>> BEGIN
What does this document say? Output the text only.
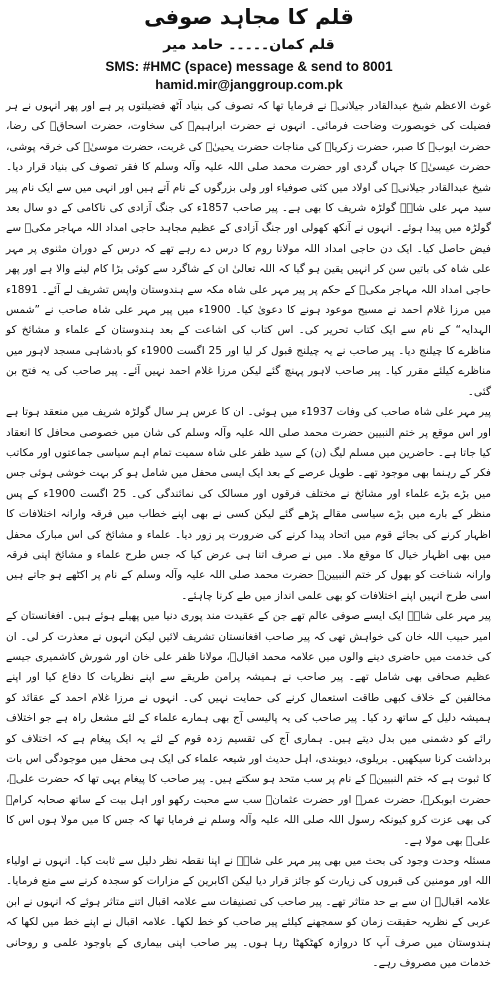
قلم کا مجاہد صوفی
قلم کمان۔۔۔۔۔ حامد میر
SMS: #HMC (space) message & send to 8001
hamid.mir@janggroup.com.pk

غوث الاعظم شیخ عبدالقادر جیلانیؒ نے فرمایا تھا کہ تصوف کی بنیاد آٹھ فضیلتوں پر ہے اور پھر انہوں نے ہر فضیلت کی خوبصورت وضاحت فرمائی۔ انہوں نے حضرت ابراہیمؑ کی سخاوت، حضرت اسحاقؑ کی رضا، حضرت ایوبؑ کا صبر، حضرت زکریاؑ کی مناجات حضرت یحییٰؑ کی غربت، حضرت موسیٰؑ کی خرقہ پوشی، حضرت عیسیٰؑ کا جہاں گردی اور حضرت محمد صلی اللہ علیہ وآلہ وسلم کا فقر تصوف کی بنیاد قرار دیا۔ شیخ عبدالقادر جیلانیؒ کی اولاد میں کئی صوفیاء اور ولی بزرگوں کے نام آتے ہیں اور انہی میں سے ایک نام پیر سید مہر علی شاہؒ گولڑہ شریف کا بھی ہے۔ پیر صاحب 1857ء کی جنگ آزادی کی ناکامی کے دو سال بعد گولڑہ میں پیدا ہوئے۔ انہوں نے آنکھ کھولی اور جنگ آزادی کے عظیم مجاہد حاجی امداد اللہ مہاجر مکیؒ سے فیض حاصل کیا۔ ایک دن حاجی امداد اللہ مولانا روم کا درس دے رہے تھے کہ درس کے دوران مثنوی پر مہر علی شاہ کی باتیں سن کر انہیں یقین ہو گیا کہ اللہ تعالیٰ ان کے شاگرد سے کوئی بڑا کام لینے والا ہے اور پھر حاجی امداد اللہ مہاجر مکیؒ کے حکم پر پیر مہر علی شاہ مکہ سے ہندوستان واپس تشریف لے آئے۔ 1891ء میں مرزا غلام احمد نے مسیح موعود ہونے کا دعویٰ کیا۔ 1900ء میں پیر مہر علی شاہ صاحب نے ”شمس الہدایہ“ کے نام سے ایک کتاب تحریر کی۔ اس کتاب کی اشاعت کے بعد ہندوستان کے علماء و مشائخ کو مناظرے کا چیلنج دیا۔ پیر صاحب نے یہ چیلنج قبول کر لیا اور 25 اگست 1900ء کو بادشاہی مسجد لاہور میں مناظرے کیلئے مقرر کیا۔ پیر صاحب لاہور پہنچ گئے لیکن مرزا غلام احمد نہیں آئے۔ پیر صاحب کی یہ فتح بن گئی۔

پیر مہر علی شاہ صاحب کی وفات 1937ء میں ہوئی۔ ان کا عرس ہر سال گولڑہ شریف میں منعقد ہوتا ہے اور اس موقع پر ختم النبیین حضرت محمد صلی اللہ علیہ وآلہ وسلم کی شان میں خصوصی محافل کا انعقاد کیا جاتا ہے۔ حاضرین میں مسلم لیگ (ن) کے سید ظفر علی شاہ سمیت تمام اہم سیاسی جماعتوں اور مکاتب فکر کے رہنما بھی موجود تھے۔ طویل عرصے کے بعد ایک ایسی محفل میں شامل ہو کر بہت خوشی ہوئی جس میں بڑے بڑے علماء اور مشائخ نے مختلف فرقوں اور مسالک کی نمائندگی کی۔ 25 اگست 1900ء کے پس منظر کے بارے میں بڑے سیاسی مقالے پڑھے گئے لیکن کسی نے بھی اپنے خطاب میں فرقہ وارانہ اختلافات کا اظہار کرنے کی بجائے قوم میں اتحاد پیدا کرنے کی ضرورت پر زور دیا۔ علماء و مشائخ کی اس مبارک محفل میں بھی اظہار خیال کا موقع ملا۔ میں نے صرف اتنا ہی عرض کیا کہ جس طرح علماء و مشائخ اپنی فرقہ وارانہ شناخت کو بھول کر ختم النبیینؐ حضرت محمد صلی اللہ علیہ وآلہ وسلم کے نام پر اکٹھے ہو جاتے ہیں اسی طرح انہیں اپنے اختلافات کو بھی علمی انداز میں طے کرنا چاہئے۔

پیر مہر علی شاہؒ ایک ایسے صوفی عالم تھے جن کے عقیدت مند پوری دنیا میں پھیلے ہوئے ہیں۔ افغانستان کے امیر حبیب اللہ خان کی خواہش تھی کہ پیر صاحب افغانستان تشریف لائیں لیکن انہوں نے معذرت کر لی۔ ان کی خدمت میں حاضری دینے والوں میں علامہ محمد اقبالؒ، مولانا ظفر علی خان اور شورش کاشمیری جیسے عظیم صحافی بھی شامل تھے۔ پیر صاحب نے ہمیشہ پرامن طریقے سے اپنے نظریات کا دفاع کیا اور اپنے مخالفین کے خلاف کبھی طاقت استعمال کرنے کی حمایت نہیں کی۔ انہوں نے مرزا غلام احمد کے عقائد کو ہمیشہ دلیل کے ساتھ رد کیا۔ پیر صاحب کی یہ پالیسی آج بھی ہمارے علماء کے لئے مشعل راہ ہے جو اختلاف رائے کو دشمنی میں بدل دیتے ہیں۔ ہماری آج کی تقسیم زدہ قوم کے لئے یہ ایک پیغام ہے کہ اختلاف کو برداشت کرنا سیکھیں۔ بریلوی، دیوبندی، اہل حدیث اور شیعہ علماء کی ایک ہی محفل میں موجودگی اس بات کا ثبوت ہے کہ ختم النبیینؐ کے نام پر سب متحد ہو سکتے ہیں۔ پیر صاحب کا پیغام یہی تھا کہ حضرت علیؓ، حضرت ابوبکرؓ، حضرت عمرؓ اور حضرت عثمانؓ سب سے محبت رکھو اور اہل بیت کے ساتھ صحابہ کرامؓ کی بھی عزت کرو کیونکہ رسول اللہ صلی اللہ علیہ وآلہ وسلم نے فرمایا تھا کہ جس کا میں مولا ہوں اس کا علیؓ بھی مولا ہے۔

مسئلہ وحدت وجود کی بحث میں بھی پیر مہر علی شاہؒ نے اپنا نقطہ نظر دلیل سے ثابت کیا۔ انہوں نے اولیاء اللہ اور مومنین کی قبروں کی زیارت کو جائز قرار دیا لیکن اکابرین کے مزارات کو سجدہ کرنے سے منع فرمایا۔ علامہ اقبالؒ ان سے بے حد متاثر تھے۔ پیر صاحب کی تصنیفات سے علامہ اقبال اتنے متاثر ہوئے کہ انہوں نے ابن عربی کے نظریہ حقیقت زمان کو سمجھنے کیلئے پیر صاحب کو خط لکھا۔ علامہ اقبال نے اپنے خط میں لکھا کہ ہندوستان میں صرف آپ کا دروازہ کھٹکھٹا رہا ہوں۔ پیر صاحب اپنی بیماری کے باوجود علمی و روحانی خدمات میں مصروف رہے۔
>> END
Work to be completed:
All records above are to be printed exactly, minus the pictures they contain.

Final answer:
What does this document say? Output the text only.
قلم کا مجاہد صوفی
قلم کمان۔۔۔۔۔ حامد میر
SMS: #HMC (space) message & send to 8001
hamid.mir@janggroup.com.pk

غوث الاعظم شیخ عبدالقادر جیلانیؒ نے فرمایا تھا کہ تصوف کی بنیاد آٹھ فضیلتوں پر ہے اور پھر انہوں نے ہر فضیلت کی خوبصورت وضاحت فرمائی۔ انہوں نے حضرت ابراہیمؑ کی سخاوت، حضرت اسحاقؑ کی رضا، حضرت ایوبؑ کا صبر، حضرت زکریاؑ کی مناجات حضرت یحییٰؑ کی غربت، حضرت موسیٰؑ کی خرقہ پوشی، حضرت عیسیٰؑ کا جہاں گردی اور حضرت محمد صلی اللہ علیہ وآلہ وسلم کا فقر تصوف کی بنیاد قرار دیا۔ شیخ عبدالقادر جیلانیؒ کی اولاد میں کئی صوفیاء اور ولی بزرگوں کے نام آتے ہیں اور انہی میں سے ایک نام پیر سید مہر علی شاہؒ گولڑہ شریف کا بھی ہے۔ پیر صاحب 1857ء کی جنگ آزادی کی ناکامی کے دو سال بعد گولڑہ میں پیدا ہوئے۔ انہوں نے آنکھ کھولی اور جنگ آزادی کے عظیم مجاہد حاجی امداد اللہ مہاجر مکیؒ سے فیض حاصل کیا۔ ایک دن حاجی امداد اللہ مولانا روم کا درس دے رہے تھے کہ درس کے دوران مثنوی پر مہر علی شاہ کی باتیں سن کر انہیں یقین ہو گیا کہ اللہ تعالیٰ ان کے شاگرد سے کوئی بڑا کام لینے والا ہے اور پھر حاجی امداد اللہ مہاجر مکیؒ کے حکم پر پیر مہر علی شاہ مکہ سے ہندوستان واپس تشریف لے آئے۔ 1891ء میں مرزا غلام احمد نے مسیح موعود ہونے کا دعویٰ کیا۔ 1900ء میں پیر مہر علی شاہ صاحب نے ”شمس الہدایہ“ کے نام سے ایک کتاب تحریر کی۔ اس کتاب کی اشاعت کے بعد ہندوستان کے علماء و مشائخ کو مناظرے کا چیلنج دیا۔ پیر صاحب نے یہ چیلنج قبول کر لیا اور 25 اگست 1900ء کو بادشاہی مسجد لاہور میں مناظرے کیلئے مقرر کیا۔ پیر صاحب لاہور پہنچ گئے لیکن مرزا غلام احمد نہیں آئے۔ پیر صاحب کی یہ فتح بن گئی۔

پیر مہر علی شاہ صاحب کی وفات 1937ء میں ہوئی۔ ان کا عرس ہر سال گولڑہ شریف میں منعقد ہوتا ہے اور اس موقع پر ختم النبیین حضرت محمد صلی اللہ علیہ وآلہ وسلم کی شان میں خصوصی محافل کا انعقاد کیا جاتا ہے۔ حاضرین میں مسلم لیگ (ن) کے سید ظفر علی شاہ سمیت تمام اہم سیاسی جماعتوں اور مکاتب فکر کے رہنما بھی موجود تھے۔ طویل عرصے کے بعد ایک ایسی محفل میں شامل ہو کر بہت خوشی ہوئی جس میں بڑے بڑے علماء اور مشائخ نے مختلف فرقوں اور مسالک کی نمائندگی کی۔ 25 اگست 1900ء کے پس منظر کے بارے میں بڑے سیاسی مقالے پڑھے گئے لیکن کسی نے بھی اپنے خطاب میں فرقہ وارانہ اختلافات کا اظہار کرنے کی بجائے قوم میں اتحاد پیدا کرنے کی ضرورت پر زور دیا۔ علماء و مشائخ کی اس مبارک محفل میں بھی اظہار خیال کا موقع ملا۔ میں نے صرف اتنا ہی عرض کیا کہ جس طرح علماء و مشائخ اپنی فرقہ وارانہ شناخت کو بھول کر ختم النبیینؐ حضرت محمد صلی اللہ علیہ وآلہ وسلم کے نام پر اکٹھے ہو جاتے ہیں اسی طرح انہیں اپنے اختلافات کو بھی علمی انداز میں طے کرنا چاہئے۔

پیر مہر علی شاہؒ ایک ایسے صوفی عالم تھے جن کے عقیدت مند پوری دنیا میں پھیلے ہوئے ہیں۔ افغانستان کے امیر حبیب اللہ خان کی خواہش تھی کہ پیر صاحب افغانستان تشریف لائیں لیکن انہوں نے معذرت کر لی۔ ان کی خدمت میں حاضری دینے والوں میں علامہ محمد اقبالؒ، مولانا ظفر علی خان اور شورش کاشمیری جیسے عظیم صحافی بھی شامل تھے۔ پیر صاحب نے ہمیشہ پرامن طریقے سے اپنے نظریات کا دفاع کیا اور اپنے مخالفین کے خلاف کبھی طاقت استعمال کرنے کی حمایت نہیں کی۔ انہوں نے مرزا غلام احمد کے عقائد کو ہمیشہ دلیل کے ساتھ رد کیا۔ پیر صاحب کی یہ پالیسی آج بھی ہمارے علماء کے لئے مشعل راہ ہے جو اختلاف رائے کو دشمنی میں بدل دیتے ہیں۔ ہماری آج کی تقسیم زدہ قوم کے لئے یہ ایک پیغام ہے کہ اختلاف کو برداشت کرنا سیکھیں۔ بریلوی، دیوبندی، اہل حدیث اور شیعہ علماء کی ایک ہی محفل میں موجودگی اس بات کا ثبوت ہے کہ ختم النبیینؐ کے نام پر سب متحد ہو سکتے ہیں۔ پیر صاحب کا پیغام یہی تھا کہ حضرت علیؓ، حضرت ابوبکرؓ، حضرت عمرؓ اور حضرت عثمانؓ سب سے محبت رکھو اور اہل بیت کے ساتھ صحابہ کرامؓ کی بھی عزت کرو کیونکہ رسول اللہ صلی اللہ علیہ وآلہ وسلم نے فرمایا تھا کہ جس کا میں مولا ہوں اس کا علیؓ بھی مولا ہے۔

مسئلہ وحدت وجود کی بحث میں بھی پیر مہر علی شاہؒ نے اپنا نقطہ نظر دلیل سے ثابت کیا۔ انہوں نے اولیاء اللہ اور مومنین کی قبروں کی زیارت کو جائز قرار دیا لیکن اکابرین کے مزارات کو سجدہ کرنے سے منع فرمایا۔ علامہ اقبالؒ ان سے بے حد متاثر تھے۔ پیر صاحب کی تصنیفات سے علامہ اقبال اتنے متاثر ہوئے کہ انہوں نے ابن عربی کے نظریہ حقیقت زمان کو سمجھنے کیلئے پیر صاحب کو خط لکھا۔ علامہ اقبال نے اپنے خط میں لکھا کہ ہندوستان میں صرف آپ کا دروازہ کھٹکھٹا رہا ہوں۔ پیر صاحب اپنی بیماری کے باوجود علمی و روحانی خدمات میں مصروف رہے۔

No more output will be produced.